Please restate the following records word for word.
-- start Listing --
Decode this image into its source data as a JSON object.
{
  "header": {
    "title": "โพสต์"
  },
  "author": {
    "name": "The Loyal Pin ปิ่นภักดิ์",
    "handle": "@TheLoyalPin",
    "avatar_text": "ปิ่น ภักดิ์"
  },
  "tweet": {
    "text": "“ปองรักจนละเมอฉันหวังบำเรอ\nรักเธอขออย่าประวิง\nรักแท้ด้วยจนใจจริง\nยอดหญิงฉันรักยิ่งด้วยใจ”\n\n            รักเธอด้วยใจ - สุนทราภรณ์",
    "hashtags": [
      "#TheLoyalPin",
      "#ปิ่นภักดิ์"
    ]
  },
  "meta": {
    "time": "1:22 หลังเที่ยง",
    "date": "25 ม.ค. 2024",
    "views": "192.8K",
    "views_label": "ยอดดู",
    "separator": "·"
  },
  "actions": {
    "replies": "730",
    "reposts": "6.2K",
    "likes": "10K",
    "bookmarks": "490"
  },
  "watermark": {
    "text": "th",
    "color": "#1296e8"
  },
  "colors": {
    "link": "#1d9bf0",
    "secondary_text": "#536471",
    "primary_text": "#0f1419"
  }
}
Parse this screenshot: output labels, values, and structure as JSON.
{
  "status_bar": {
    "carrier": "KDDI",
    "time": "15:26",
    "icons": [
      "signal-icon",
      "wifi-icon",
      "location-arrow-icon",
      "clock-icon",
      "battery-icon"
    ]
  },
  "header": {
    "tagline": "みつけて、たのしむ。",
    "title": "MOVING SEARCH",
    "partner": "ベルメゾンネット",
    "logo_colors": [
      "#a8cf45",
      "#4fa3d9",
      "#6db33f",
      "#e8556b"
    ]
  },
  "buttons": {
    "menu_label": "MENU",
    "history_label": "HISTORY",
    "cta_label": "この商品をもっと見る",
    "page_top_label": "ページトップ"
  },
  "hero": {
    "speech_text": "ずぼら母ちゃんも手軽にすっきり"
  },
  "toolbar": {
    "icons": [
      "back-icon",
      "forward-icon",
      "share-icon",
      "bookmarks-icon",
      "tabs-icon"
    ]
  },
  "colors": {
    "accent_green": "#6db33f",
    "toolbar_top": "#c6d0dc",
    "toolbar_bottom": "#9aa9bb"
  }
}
-- end Listing --
Task answer |
Decode this image into its source data as a JSON object.
{
  "header": {
    "title": "โพสต์"
  },
  "author": {
    "name": "The Loyal Pin ปิ่นภักดิ์",
    "handle": "@TheLoyalPin",
    "avatar_text": "ปิ่น ภักดิ์"
  },
  "tweet": {
    "text": "“ปองรักจนละเมอฉันหวังบำเรอ\nรักเธอขออย่าประวิง\nรักแท้ด้วยจนใจจริง\nยอดหญิงฉันรักยิ่งด้วยใจ”\n\n            รักเธอด้วยใจ - สุนทราภรณ์",
    "hashtags": [
      "#TheLoyalPin",
      "#ปิ่นภักดิ์"
    ]
  },
  "meta": {
    "time": "1:22 หลังเที่ยง",
    "date": "25 ม.ค. 2024",
    "views": "192.8K",
    "views_label": "ยอดดู",
    "separator": "·"
  },
  "actions": {
    "replies": "730",
    "reposts": "6.2K",
    "likes": "10K",
    "bookmarks": "490"
  },
  "watermark": {
    "text": "th",
    "color": "#1296e8"
  },
  "colors": {
    "link": "#1d9bf0",
    "secondary_text": "#536471",
    "primary_text": "#0f1419"
  }
}
Parse this screenshot: output labels, values, and structure as JSON.
{
  "status_bar": {
    "carrier": "KDDI",
    "time": "15:26",
    "icons": [
      "signal-icon",
      "wifi-icon",
      "location-arrow-icon",
      "clock-icon",
      "battery-icon"
    ]
  },
  "header": {
    "tagline": "みつけて、たのしむ。",
    "title": "MOVING SEARCH",
    "partner": "ベルメゾンネット",
    "logo_colors": [
      "#a8cf45",
      "#4fa3d9",
      "#6db33f",
      "#e8556b"
    ]
  },
  "buttons": {
    "menu_label": "MENU",
    "history_label": "HISTORY",
    "cta_label": "この商品をもっと見る",
    "page_top_label": "ページトップ"
  },
  "hero": {
    "speech_text": "ずぼら母ちゃんも手軽にすっきり"
  },
  "toolbar": {
    "icons": [
      "back-icon",
      "forward-icon",
      "share-icon",
      "bookmarks-icon",
      "tabs-icon"
    ]
  },
  "colors": {
    "accent_green": "#6db33f",
    "toolbar_top": "#c6d0dc",
    "toolbar_bottom": "#9aa9bb"
  }
}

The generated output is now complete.